### What is expected
From the entries below, count every line that contains the word "name". Please give the number and nothing else.

***

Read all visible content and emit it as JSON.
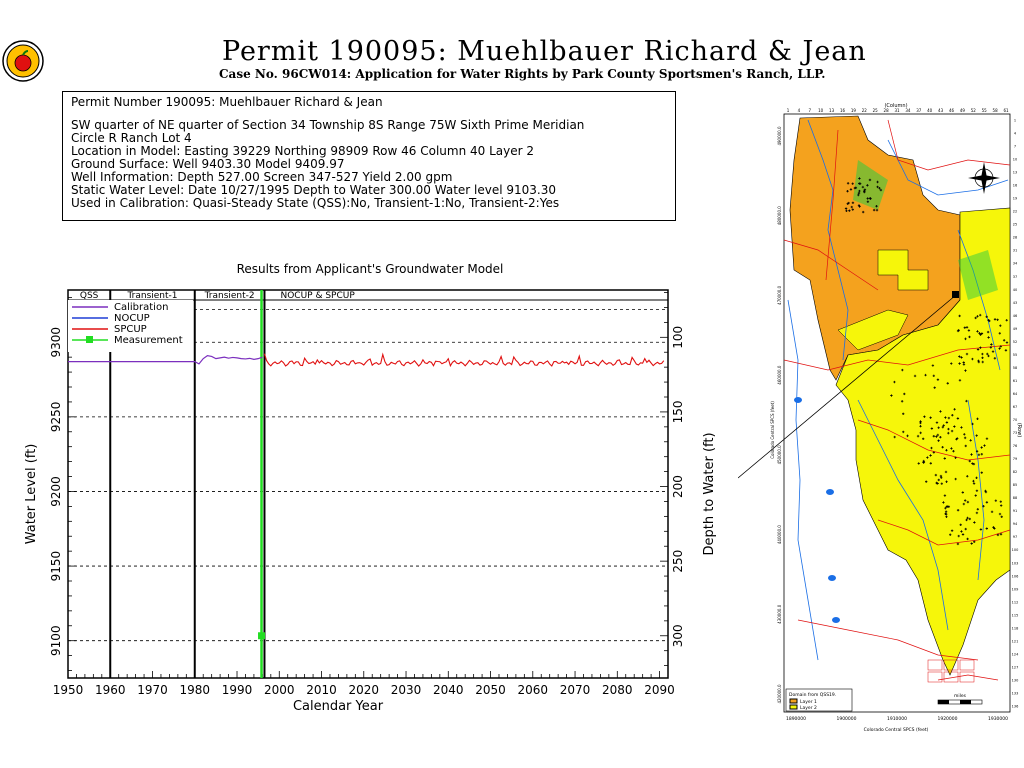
{
  "header": {
    "title": "Permit 190095:  Muehlbauer Richard & Jean",
    "subtitle": "Case No. 96CW014: Application for Water Rights by Park County Sportsmen's Ranch, LLP."
  },
  "info": {
    "lines": [
      "Permit Number 190095: Muehlbauer Richard & Jean",
      "SW quarter of NE quarter of Section 34 Township 8S Range 75W Sixth Prime Meridian",
      "Circle R Ranch Lot 4",
      "Location in Model: Easting 39229 Northing  98909 Row  46 Column 40 Layer 2",
      "Ground Surface: Well  9403.30 Model  9409.97",
      "Well Information: Depth   527.00 Screen 347-527 Yield     2.00 gpm",
      "Static Water Level: Date 10/27/1995 Depth to Water   300.00 Water level  9103.30",
      "Used in Calibration: Quasi-Steady State (QSS):No, Transient-1:No, Transient-2:Yes"
    ]
  },
  "chart_data": {
    "type": "line",
    "title": "Results from Applicant's Groundwater Model",
    "xlabel": "Calendar Year",
    "ylabel": "Water Level (ft)",
    "y2label": "Depth to Water (ft)",
    "xlim": [
      1950,
      2092
    ],
    "ylim": [
      9075,
      9335
    ],
    "y2_reference_ground": 9403.3,
    "x_ticks": [
      1950,
      1960,
      1970,
      1980,
      1990,
      2000,
      2010,
      2020,
      2030,
      2040,
      2050,
      2060,
      2070,
      2080,
      2090
    ],
    "y_ticks": [
      9100,
      9150,
      9200,
      9250,
      9300
    ],
    "y2_ticks": [
      100,
      150,
      200,
      250,
      300
    ],
    "periods": [
      {
        "label": "QSS",
        "start": 1950,
        "end": 1960
      },
      {
        "label": "Transient-1",
        "start": 1960,
        "end": 1980
      },
      {
        "label": "Transient-2",
        "start": 1980,
        "end": 1996.5
      },
      {
        "label": "NOCUP  &  SPCUP",
        "start": 1996.5,
        "end": 2092
      }
    ],
    "vertical_markers": [
      1960,
      1980,
      1996.5
    ],
    "green_marker_year": 1995.8,
    "legend": {
      "placement": "top-left",
      "entries": [
        {
          "name": "Calibration",
          "color": "#7b2fbe"
        },
        {
          "name": "NOCUP",
          "color": "#1f3fd6"
        },
        {
          "name": "SPCUP",
          "color": "#e01010"
        },
        {
          "name": "Measurement",
          "color": "#22dd22"
        }
      ]
    },
    "series": [
      {
        "name": "Calibration",
        "color": "#7b2fbe",
        "x": [
          1950,
          1980,
          1981,
          1982,
          1983,
          1984,
          1985,
          1986,
          1987,
          1988,
          1989,
          1990,
          1991,
          1992,
          1993,
          1994,
          1995,
          1996
        ],
        "y": [
          9287,
          9287,
          9285.5,
          9289,
          9291,
          9290.5,
          9289,
          9289.5,
          9290,
          9289.3,
          9289.8,
          9289.5,
          9289,
          9288.8,
          9289.2,
          9288.5,
          9289,
          9290
        ]
      },
      {
        "name": "SPCUP",
        "color": "#e01010",
        "start": 1996.5,
        "end": 2091,
        "base": 9287.5,
        "amplitude": 5.5,
        "period": 3.1
      },
      {
        "name": "Measurement",
        "color": "#22dd22",
        "x": [
          1995.8
        ],
        "y": [
          9103.3
        ]
      }
    ]
  },
  "map": {
    "top_label": "(Column)",
    "left_label": "Colorado Central SPCS (feet)",
    "right_label": "(Row)",
    "bottom_label": "Colorado Central SPCS (feet)",
    "legend_title": "Domain  from  QSS19.",
    "legend_layer1": "Layer 1",
    "legend_layer2": "Layer 2",
    "scale_label": "miles",
    "x_ticks": [
      "1890000",
      "1900000",
      "1910000",
      "1920000",
      "1930000"
    ],
    "y_ticks": [
      "420000.0",
      "430000.0",
      "440000.0",
      "450000.0",
      "460000.0",
      "470000.0",
      "480000.0",
      "490000.0"
    ],
    "column_ticks": [
      "1",
      "4",
      "7",
      "10",
      "13",
      "16",
      "19",
      "22",
      "25",
      "28",
      "31",
      "34",
      "37",
      "40",
      "43",
      "46",
      "49",
      "52",
      "55",
      "58",
      "61"
    ],
    "row_ticks": [
      "1",
      "4",
      "7",
      "10",
      "13",
      "16",
      "19",
      "22",
      "25",
      "28",
      "31",
      "34",
      "37",
      "40",
      "43",
      "46",
      "49",
      "52",
      "55",
      "58",
      "61",
      "64",
      "67",
      "70",
      "73",
      "76",
      "79",
      "82",
      "85",
      "88",
      "91",
      "94",
      "97",
      "100",
      "103",
      "106",
      "109",
      "112",
      "115",
      "118",
      "121",
      "124",
      "127",
      "130",
      "133",
      "136"
    ],
    "layer1_color": "#f4a21e",
    "layer2_color": "#f6f60a"
  }
}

***

### The response
7